## Exercice 1:
Dans l'extrait sur le refus iranien de négocier, en quelle année le locataire de la Maison Blanche a-t-il tourné le dos à l'Accord de Vienne ?
## Exercice 2:
Veuillez poursuivre l'extrait sur le refus iranien de négocier à partir de sa dernière phrase.

----- Extrait fourni -----

L’Iran rejette toute rencontre diplomatique avec les Etats-Unis tant que l’embargo perdurera

Publication: 30/09/2019

Le président iranien, Hassan Rohani, a confirmé mardi aux Nation unies qu’il ne se déplacera pas à Washington pour s’entretenir avec Donald Trump sur l’épineux dossier du nucléaire et des tensions au Moyen-Orient. Et cela, tant que l’oncle Sam maintiendra ses sanctions économiques et diplomatiques envers la République islamique.

“Au nom de ma nation, j’aimerais annoncer que notre réponse est négative à toute négociation tant qu’il y aura des sanctions (…) Pour que des pourparlers puissent être engagés, il faut respecter les accords.”

Sans grande surprise, le chef d’Etat s’est montré on ne peut plus claire lors de son intervention devant l’auditoire onusien. Rohani répondait ainsi au locataire de la Maison Blanche, qui rappelons-le, a tourné le dos en 2018 à l’Accord de Vienne officialisé en grande pompe trois ans plus tôt. Et réintroduit dans la foulée de lourdes sanctions contre Téhéran.

----- Données à examiner -----

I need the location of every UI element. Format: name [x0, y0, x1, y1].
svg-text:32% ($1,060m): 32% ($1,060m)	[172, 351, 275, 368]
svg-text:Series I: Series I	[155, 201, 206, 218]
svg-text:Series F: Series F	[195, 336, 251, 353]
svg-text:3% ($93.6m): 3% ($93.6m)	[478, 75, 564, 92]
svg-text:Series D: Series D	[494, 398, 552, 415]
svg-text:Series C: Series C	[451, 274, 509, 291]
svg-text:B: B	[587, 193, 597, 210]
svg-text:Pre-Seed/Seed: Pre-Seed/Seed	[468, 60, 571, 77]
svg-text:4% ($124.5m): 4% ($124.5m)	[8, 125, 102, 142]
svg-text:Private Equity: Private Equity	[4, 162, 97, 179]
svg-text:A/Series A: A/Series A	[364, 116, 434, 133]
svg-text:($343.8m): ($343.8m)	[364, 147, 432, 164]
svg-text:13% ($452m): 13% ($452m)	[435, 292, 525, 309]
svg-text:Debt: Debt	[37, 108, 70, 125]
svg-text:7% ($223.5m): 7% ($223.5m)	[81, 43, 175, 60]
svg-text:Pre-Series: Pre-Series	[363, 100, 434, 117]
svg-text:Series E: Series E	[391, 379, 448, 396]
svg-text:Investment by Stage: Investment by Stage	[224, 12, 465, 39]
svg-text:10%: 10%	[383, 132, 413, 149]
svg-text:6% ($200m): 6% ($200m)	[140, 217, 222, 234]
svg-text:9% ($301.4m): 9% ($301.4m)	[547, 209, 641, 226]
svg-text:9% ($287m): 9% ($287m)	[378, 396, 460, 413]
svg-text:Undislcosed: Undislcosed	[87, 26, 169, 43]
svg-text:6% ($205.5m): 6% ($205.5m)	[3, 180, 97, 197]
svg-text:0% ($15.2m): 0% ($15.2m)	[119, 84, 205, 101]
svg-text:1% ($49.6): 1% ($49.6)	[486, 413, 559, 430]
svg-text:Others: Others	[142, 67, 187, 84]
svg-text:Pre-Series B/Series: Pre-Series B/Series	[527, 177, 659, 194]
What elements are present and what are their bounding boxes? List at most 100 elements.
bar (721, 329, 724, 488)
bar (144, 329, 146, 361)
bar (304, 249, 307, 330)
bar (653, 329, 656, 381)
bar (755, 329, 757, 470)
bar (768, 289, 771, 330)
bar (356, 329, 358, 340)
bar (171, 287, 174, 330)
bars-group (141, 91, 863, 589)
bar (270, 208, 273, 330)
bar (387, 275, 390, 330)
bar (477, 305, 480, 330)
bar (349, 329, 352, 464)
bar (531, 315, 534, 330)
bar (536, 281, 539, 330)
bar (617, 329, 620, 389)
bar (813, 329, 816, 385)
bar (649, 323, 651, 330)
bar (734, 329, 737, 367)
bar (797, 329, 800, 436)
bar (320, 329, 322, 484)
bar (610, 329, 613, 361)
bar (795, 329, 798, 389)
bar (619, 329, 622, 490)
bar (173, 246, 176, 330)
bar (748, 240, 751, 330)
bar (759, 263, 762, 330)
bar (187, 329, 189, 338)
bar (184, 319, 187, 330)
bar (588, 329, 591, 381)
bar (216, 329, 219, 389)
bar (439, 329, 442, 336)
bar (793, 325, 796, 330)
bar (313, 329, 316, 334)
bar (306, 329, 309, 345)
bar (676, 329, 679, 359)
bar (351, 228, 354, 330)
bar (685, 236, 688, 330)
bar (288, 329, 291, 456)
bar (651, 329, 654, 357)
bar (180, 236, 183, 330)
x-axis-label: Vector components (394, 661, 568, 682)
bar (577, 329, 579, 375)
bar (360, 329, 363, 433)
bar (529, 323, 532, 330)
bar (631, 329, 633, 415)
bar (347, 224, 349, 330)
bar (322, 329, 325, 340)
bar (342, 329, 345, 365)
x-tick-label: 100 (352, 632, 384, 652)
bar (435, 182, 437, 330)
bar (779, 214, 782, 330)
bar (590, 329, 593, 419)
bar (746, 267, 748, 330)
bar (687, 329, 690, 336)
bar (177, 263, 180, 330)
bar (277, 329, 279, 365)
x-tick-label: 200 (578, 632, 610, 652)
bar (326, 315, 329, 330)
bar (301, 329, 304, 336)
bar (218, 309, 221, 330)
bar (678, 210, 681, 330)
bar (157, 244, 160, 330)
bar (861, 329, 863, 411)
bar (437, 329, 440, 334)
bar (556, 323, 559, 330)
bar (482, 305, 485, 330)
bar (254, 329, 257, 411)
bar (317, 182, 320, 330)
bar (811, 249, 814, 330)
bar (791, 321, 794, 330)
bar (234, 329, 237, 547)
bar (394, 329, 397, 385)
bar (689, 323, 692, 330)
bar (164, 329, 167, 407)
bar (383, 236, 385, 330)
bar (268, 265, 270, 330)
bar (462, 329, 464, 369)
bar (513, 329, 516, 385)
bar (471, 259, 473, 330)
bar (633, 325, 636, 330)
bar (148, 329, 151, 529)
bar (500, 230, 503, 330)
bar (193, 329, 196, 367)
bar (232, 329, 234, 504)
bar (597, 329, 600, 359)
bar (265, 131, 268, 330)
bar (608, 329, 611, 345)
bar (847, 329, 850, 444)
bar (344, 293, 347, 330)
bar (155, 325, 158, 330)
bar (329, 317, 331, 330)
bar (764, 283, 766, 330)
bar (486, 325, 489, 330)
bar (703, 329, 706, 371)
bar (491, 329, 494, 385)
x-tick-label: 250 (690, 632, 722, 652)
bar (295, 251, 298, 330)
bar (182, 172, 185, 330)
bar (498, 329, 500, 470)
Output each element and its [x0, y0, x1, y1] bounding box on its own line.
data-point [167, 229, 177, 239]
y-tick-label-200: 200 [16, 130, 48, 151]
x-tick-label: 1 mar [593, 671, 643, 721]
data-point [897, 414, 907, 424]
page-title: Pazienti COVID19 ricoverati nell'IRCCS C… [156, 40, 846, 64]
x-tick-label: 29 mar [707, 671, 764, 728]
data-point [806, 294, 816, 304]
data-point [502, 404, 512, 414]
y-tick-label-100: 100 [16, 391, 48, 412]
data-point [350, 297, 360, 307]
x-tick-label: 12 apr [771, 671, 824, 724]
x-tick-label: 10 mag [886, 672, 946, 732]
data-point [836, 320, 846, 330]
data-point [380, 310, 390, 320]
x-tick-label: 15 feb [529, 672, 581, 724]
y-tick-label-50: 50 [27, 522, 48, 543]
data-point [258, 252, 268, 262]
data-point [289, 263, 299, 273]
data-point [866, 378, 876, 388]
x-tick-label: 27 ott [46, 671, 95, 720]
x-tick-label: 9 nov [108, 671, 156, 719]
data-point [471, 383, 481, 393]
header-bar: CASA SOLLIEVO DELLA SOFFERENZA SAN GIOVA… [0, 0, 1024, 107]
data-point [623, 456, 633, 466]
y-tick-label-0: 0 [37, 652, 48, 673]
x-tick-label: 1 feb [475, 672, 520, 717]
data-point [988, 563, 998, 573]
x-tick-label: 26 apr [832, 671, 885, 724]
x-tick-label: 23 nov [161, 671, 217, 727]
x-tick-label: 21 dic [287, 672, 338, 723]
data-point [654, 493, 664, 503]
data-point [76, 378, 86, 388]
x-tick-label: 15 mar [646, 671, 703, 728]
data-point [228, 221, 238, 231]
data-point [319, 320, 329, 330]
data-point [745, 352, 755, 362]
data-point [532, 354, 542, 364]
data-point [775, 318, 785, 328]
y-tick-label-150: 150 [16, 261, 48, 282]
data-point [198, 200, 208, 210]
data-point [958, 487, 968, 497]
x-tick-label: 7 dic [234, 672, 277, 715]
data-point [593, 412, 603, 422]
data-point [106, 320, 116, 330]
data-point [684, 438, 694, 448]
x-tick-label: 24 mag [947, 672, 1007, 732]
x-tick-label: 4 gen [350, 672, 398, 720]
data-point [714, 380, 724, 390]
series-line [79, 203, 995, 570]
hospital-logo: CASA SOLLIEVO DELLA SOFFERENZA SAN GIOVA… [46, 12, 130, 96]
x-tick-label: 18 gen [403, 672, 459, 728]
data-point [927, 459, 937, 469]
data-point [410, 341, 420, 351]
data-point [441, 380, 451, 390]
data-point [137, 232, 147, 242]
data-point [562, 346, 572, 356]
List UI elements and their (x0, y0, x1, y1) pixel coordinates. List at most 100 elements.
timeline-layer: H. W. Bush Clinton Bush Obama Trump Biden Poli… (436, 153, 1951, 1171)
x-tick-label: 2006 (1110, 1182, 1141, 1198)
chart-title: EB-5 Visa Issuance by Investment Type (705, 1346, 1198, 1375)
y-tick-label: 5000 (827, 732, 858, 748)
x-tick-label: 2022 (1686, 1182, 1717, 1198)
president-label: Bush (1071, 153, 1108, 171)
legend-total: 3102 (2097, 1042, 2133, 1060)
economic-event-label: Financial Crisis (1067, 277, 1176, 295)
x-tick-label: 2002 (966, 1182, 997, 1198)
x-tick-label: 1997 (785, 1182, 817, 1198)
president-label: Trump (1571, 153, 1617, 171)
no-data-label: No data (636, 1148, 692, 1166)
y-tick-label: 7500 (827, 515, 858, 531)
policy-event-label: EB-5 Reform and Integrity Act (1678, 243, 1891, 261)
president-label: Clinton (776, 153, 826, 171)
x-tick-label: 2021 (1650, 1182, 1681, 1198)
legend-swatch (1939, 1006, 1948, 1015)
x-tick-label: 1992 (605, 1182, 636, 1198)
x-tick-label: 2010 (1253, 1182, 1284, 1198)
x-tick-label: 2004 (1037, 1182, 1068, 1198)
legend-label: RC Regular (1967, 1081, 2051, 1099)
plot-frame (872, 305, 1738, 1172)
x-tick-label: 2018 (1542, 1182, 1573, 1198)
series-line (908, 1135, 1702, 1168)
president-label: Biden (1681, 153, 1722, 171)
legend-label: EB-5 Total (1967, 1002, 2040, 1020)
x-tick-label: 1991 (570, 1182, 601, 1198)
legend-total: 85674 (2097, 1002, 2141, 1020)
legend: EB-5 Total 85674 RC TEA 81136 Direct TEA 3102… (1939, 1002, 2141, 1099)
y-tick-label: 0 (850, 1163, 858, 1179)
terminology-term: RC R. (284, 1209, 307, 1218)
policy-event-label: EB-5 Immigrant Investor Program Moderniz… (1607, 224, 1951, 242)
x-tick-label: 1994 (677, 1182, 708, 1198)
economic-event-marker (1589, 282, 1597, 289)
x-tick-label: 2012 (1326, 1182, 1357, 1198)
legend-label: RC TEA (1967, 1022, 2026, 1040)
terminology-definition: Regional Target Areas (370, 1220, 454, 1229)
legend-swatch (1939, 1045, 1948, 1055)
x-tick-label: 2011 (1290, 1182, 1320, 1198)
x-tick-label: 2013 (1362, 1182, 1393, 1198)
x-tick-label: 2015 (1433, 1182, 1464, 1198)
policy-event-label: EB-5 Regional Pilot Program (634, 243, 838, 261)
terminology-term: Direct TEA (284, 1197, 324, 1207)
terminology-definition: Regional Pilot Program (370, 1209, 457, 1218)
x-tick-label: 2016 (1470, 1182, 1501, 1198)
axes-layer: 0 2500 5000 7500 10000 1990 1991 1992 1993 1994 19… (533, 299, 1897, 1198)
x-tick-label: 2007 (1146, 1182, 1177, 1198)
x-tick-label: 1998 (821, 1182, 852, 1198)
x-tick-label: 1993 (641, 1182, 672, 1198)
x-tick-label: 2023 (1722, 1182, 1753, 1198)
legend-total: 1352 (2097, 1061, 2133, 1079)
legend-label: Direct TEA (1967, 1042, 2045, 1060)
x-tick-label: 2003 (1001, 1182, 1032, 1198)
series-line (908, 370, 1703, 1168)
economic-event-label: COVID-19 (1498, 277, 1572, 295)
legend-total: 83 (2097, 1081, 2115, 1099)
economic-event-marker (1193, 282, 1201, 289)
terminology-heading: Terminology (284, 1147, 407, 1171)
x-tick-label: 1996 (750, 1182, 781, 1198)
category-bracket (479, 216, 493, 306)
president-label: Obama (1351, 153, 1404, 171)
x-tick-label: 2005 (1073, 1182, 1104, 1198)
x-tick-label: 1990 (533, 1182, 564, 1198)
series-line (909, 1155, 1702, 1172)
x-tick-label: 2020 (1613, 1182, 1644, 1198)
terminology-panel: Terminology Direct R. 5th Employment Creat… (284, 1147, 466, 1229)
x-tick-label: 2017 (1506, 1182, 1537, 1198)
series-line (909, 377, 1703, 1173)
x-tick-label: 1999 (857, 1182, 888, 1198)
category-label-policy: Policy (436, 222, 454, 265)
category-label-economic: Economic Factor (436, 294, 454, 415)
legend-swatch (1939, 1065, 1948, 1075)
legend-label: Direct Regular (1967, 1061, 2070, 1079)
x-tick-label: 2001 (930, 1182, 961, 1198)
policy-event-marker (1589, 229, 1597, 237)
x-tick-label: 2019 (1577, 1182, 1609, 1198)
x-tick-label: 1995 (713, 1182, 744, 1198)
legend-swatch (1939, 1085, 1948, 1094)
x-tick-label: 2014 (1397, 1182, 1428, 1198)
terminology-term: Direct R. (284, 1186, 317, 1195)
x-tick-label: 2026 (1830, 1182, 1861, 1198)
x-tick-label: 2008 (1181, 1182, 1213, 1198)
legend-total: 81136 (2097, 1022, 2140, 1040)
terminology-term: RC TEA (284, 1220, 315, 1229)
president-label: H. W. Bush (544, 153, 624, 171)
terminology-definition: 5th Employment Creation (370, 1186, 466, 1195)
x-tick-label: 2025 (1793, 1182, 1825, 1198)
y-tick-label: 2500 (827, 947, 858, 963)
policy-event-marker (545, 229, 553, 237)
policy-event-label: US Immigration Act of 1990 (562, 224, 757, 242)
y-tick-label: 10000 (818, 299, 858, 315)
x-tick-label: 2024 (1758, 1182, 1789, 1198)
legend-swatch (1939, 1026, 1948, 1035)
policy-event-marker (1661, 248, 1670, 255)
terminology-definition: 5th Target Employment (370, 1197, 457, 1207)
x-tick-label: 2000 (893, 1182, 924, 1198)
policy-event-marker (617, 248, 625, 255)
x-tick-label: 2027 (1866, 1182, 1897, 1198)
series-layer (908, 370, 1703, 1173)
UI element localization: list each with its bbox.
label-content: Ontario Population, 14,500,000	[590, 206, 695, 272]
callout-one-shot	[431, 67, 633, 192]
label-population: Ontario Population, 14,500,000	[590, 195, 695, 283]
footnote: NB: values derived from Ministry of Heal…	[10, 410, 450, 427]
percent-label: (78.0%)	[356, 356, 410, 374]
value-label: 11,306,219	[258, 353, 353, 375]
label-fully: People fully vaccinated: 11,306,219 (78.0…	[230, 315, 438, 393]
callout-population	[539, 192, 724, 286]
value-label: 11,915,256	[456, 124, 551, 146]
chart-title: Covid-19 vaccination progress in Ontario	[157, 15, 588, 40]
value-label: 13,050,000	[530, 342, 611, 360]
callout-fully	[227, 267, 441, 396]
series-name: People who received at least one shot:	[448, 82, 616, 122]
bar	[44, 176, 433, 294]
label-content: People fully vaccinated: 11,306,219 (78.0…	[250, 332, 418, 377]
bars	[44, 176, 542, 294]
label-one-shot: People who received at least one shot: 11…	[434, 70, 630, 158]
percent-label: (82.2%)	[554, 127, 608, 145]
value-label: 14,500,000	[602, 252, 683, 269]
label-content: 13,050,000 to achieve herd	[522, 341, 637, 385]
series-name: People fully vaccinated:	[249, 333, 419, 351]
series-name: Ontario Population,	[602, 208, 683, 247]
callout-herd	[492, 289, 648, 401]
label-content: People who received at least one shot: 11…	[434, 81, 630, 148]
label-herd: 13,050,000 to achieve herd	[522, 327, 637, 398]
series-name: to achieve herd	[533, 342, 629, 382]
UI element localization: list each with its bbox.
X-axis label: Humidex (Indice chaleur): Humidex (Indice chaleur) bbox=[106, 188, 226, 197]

-----

## Réponse attendue 1:
En 2018.

## Réponse attendue 2:
Levées sous la présidence d’Obama, les sanctions US à l’encontre des secteurs pétrolier et financier iraniens ont effet retrouvé de leur superbe le 5 novembre 2018. Cette décision est le fruit de la politique menée par son successeur, Donald Trump. Ce dernier n’ayant jamais caché sa méfiance envers les intentions du géant perse, tout en fortifiant parallèlement une relation diplomatique toujours plus forte avec Israël… ennemi héréditaire de l’Iran.

Washington menace de durcir les sanctions

Dans les faits, Washington a également entraîné une grande partie de la communauté internationale dans son sillage. Cette dernière doit donc trouver des solutions alternatives pour continuer à commercer avec Téhéran, sous peine de froisser l’ogre américain. Un chantier loin d’être une partie de plaisir tant les Etats-Unis opèrent un chantage tenace envers les pays tiers se risquant à braver les interdits.

Les entreprises asiatiques et de l’UE sont ainsi menacées d’exclusion du marché outre-Atlantique si elles persistent à importer du pétrole iranien, ou d’échanger avec des banques locales ciblées par DC. Celles-ci risquent d’ailleurs de ne plus avoir accès aux circuits financiers internationaux, bloquant de facto tout possibilité de virement, par exemple.

A ce titre, le chef de la diplomatie US, Mike Pompeo, a annoncé mercredi des sanctions contre des sociétés chinoises accusées de transporter sciemment du pétrole depuis l’Iran. Le tout en violation de l’embargo américain, confirme La Presse.